— START —

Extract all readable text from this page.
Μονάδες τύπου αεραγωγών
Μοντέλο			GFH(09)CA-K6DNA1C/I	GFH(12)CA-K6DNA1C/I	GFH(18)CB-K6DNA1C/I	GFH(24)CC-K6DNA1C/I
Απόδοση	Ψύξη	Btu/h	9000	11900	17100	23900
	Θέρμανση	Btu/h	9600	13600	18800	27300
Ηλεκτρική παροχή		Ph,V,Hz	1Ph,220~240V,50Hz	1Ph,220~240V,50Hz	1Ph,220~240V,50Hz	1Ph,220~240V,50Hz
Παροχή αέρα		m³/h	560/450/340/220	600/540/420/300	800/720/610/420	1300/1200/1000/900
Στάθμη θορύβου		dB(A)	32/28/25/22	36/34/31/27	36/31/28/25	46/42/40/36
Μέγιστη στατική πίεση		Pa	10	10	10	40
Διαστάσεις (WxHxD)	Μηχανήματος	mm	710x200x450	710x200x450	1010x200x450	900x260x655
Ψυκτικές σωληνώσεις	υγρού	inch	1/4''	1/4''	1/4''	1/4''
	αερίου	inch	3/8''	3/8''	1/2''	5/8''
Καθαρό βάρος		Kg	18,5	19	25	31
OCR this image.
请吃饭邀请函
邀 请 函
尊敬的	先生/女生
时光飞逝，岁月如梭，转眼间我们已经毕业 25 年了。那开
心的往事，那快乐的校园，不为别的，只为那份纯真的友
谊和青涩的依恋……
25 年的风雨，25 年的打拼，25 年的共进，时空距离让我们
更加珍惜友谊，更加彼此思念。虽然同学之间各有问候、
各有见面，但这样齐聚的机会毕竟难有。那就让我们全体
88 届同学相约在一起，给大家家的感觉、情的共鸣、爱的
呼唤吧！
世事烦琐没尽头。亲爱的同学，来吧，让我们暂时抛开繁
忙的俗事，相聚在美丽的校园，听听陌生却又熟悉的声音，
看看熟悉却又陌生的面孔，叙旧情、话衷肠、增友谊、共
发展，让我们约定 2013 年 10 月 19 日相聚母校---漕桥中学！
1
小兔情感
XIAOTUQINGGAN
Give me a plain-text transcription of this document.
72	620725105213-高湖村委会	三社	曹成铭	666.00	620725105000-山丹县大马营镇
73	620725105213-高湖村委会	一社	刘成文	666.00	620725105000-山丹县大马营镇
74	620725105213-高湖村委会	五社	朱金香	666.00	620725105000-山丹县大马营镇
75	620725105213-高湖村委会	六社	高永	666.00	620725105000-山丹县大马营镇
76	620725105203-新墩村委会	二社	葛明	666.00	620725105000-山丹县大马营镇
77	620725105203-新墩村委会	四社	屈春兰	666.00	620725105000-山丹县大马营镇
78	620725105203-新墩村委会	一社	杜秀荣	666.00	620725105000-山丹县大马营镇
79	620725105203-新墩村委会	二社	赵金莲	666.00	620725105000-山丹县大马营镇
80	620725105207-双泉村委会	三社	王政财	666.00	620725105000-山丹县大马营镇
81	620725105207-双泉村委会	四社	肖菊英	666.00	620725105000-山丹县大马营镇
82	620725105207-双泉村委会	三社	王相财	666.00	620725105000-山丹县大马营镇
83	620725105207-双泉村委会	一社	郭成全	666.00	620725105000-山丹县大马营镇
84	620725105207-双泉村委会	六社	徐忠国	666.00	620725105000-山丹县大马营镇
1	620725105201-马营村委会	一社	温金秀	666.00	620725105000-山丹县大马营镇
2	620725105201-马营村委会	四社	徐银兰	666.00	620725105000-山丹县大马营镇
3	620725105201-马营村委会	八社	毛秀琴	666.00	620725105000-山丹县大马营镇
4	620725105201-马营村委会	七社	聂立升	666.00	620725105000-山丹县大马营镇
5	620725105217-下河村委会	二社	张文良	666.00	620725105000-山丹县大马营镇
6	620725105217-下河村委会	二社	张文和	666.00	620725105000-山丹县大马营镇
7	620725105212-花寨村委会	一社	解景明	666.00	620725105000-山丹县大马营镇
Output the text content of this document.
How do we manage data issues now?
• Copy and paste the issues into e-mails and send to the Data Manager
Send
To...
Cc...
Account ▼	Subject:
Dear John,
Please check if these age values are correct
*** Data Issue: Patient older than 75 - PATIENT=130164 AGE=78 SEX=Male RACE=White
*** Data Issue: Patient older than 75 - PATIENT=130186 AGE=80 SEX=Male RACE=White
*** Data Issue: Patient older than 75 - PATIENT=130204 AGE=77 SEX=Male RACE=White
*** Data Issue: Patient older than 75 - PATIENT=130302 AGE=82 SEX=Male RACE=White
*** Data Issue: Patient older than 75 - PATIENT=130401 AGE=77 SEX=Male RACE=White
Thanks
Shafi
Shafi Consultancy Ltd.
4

— END —

> [OBJECTIVE] Copy all the lines, exactly.

> [SOLUTION TO THIS PROBLEM]
Extract all readable text from this page.
Μονάδες τύπου αεραγωγών
Μοντέλο			GFH(09)CA-K6DNA1C/I	GFH(12)CA-K6DNA1C/I	GFH(18)CB-K6DNA1C/I	GFH(24)CC-K6DNA1C/I
Απόδοση	Ψύξη	Btu/h	9000	11900	17100	23900
	Θέρμανση	Btu/h	9600	13600	18800	27300
Ηλεκτρική παροχή		Ph,V,Hz	1Ph,220~240V,50Hz	1Ph,220~240V,50Hz	1Ph,220~240V,50Hz	1Ph,220~240V,50Hz
Παροχή αέρα		m³/h	560/450/340/220	600/540/420/300	800/720/610/420	1300/1200/1000/900
Στάθμη θορύβου		dB(A)	32/28/25/22	36/34/31/27	36/31/28/25	46/42/40/36
Μέγιστη στατική πίεση		Pa	10	10	10	40
Διαστάσεις (WxHxD)	Μηχανήματος	mm	710x200x450	710x200x450	1010x200x450	900x260x655
Ψυκτικές σωληνώσεις	υγρού	inch	1/4''	1/4''	1/4''	1/4''
	αερίου	inch	3/8''	3/8''	1/2''	5/8''
Καθαρό βάρος		Kg	18,5	19	25	31
OCR this image.
请吃饭邀请函
邀 请 函
尊敬的	先生/女生
时光飞逝，岁月如梭，转眼间我们已经毕业 25 年了。那开
心的往事，那快乐的校园，不为别的，只为那份纯真的友
谊和青涩的依恋……
25 年的风雨，25 年的打拼，25 年的共进，时空距离让我们
更加珍惜友谊，更加彼此思念。虽然同学之间各有问候、
各有见面，但这样齐聚的机会毕竟难有。那就让我们全体
88 届同学相约在一起，给大家家的感觉、情的共鸣、爱的
呼唤吧！
世事烦琐没尽头。亲爱的同学，来吧，让我们暂时抛开繁
忙的俗事，相聚在美丽的校园，听听陌生却又熟悉的声音，
看看熟悉却又陌生的面孔，叙旧情、话衷肠、增友谊、共
发展，让我们约定 2013 年 10 月 19 日相聚母校---漕桥中学！
1
小兔情感
XIAOTUQINGGAN
Give me a plain-text transcription of this document.
72	620725105213-高湖村委会	三社	曹成铭	666.00	620725105000-山丹县大马营镇
73	620725105213-高湖村委会	一社	刘成文	666.00	620725105000-山丹县大马营镇
74	620725105213-高湖村委会	五社	朱金香	666.00	620725105000-山丹县大马营镇
75	620725105213-高湖村委会	六社	高永	666.00	620725105000-山丹县大马营镇
76	620725105203-新墩村委会	二社	葛明	666.00	620725105000-山丹县大马营镇
77	620725105203-新墩村委会	四社	屈春兰	666.00	620725105000-山丹县大马营镇
78	620725105203-新墩村委会	一社	杜秀荣	666.00	620725105000-山丹县大马营镇
79	620725105203-新墩村委会	二社	赵金莲	666.00	620725105000-山丹县大马营镇
80	620725105207-双泉村委会	三社	王政财	666.00	620725105000-山丹县大马营镇
81	620725105207-双泉村委会	四社	肖菊英	666.00	620725105000-山丹县大马营镇
82	620725105207-双泉村委会	三社	王相财	666.00	620725105000-山丹县大马营镇
83	620725105207-双泉村委会	一社	郭成全	666.00	620725105000-山丹县大马营镇
84	620725105207-双泉村委会	六社	徐忠国	666.00	620725105000-山丹县大马营镇
1	620725105201-马营村委会	一社	温金秀	666.00	620725105000-山丹县大马营镇
2	620725105201-马营村委会	四社	徐银兰	666.00	620725105000-山丹县大马营镇
3	620725105201-马营村委会	八社	毛秀琴	666.00	620725105000-山丹县大马营镇
4	620725105201-马营村委会	七社	聂立升	666.00	620725105000-山丹县大马营镇
5	620725105217-下河村委会	二社	张文良	666.00	620725105000-山丹县大马营镇
6	620725105217-下河村委会	二社	张文和	666.00	620725105000-山丹县大马营镇
7	620725105212-花寨村委会	一社	解景明	666.00	620725105000-山丹县大马营镇
Output the text content of this document.
How do we manage data issues now?
• Copy and paste the issues into e-mails and send to the Data Manager
Send
To...
Cc...
Account ▼	Subject:
Dear John,
Please check if these age values are correct
*** Data Issue: Patient older than 75 - PATIENT=130164 AGE=78 SEX=Male RACE=White
*** Data Issue: Patient older than 75 - PATIENT=130186 AGE=80 SEX=Male RACE=White
*** Data Issue: Patient older than 75 - PATIENT=130204 AGE=77 SEX=Male RACE=White
*** Data Issue: Patient older than 75 - PATIENT=130302 AGE=82 SEX=Male RACE=White
*** Data Issue: Patient older than 75 - PATIENT=130401 AGE=77 SEX=Male RACE=White
Thanks
Shafi
Shafi Consultancy Ltd.
4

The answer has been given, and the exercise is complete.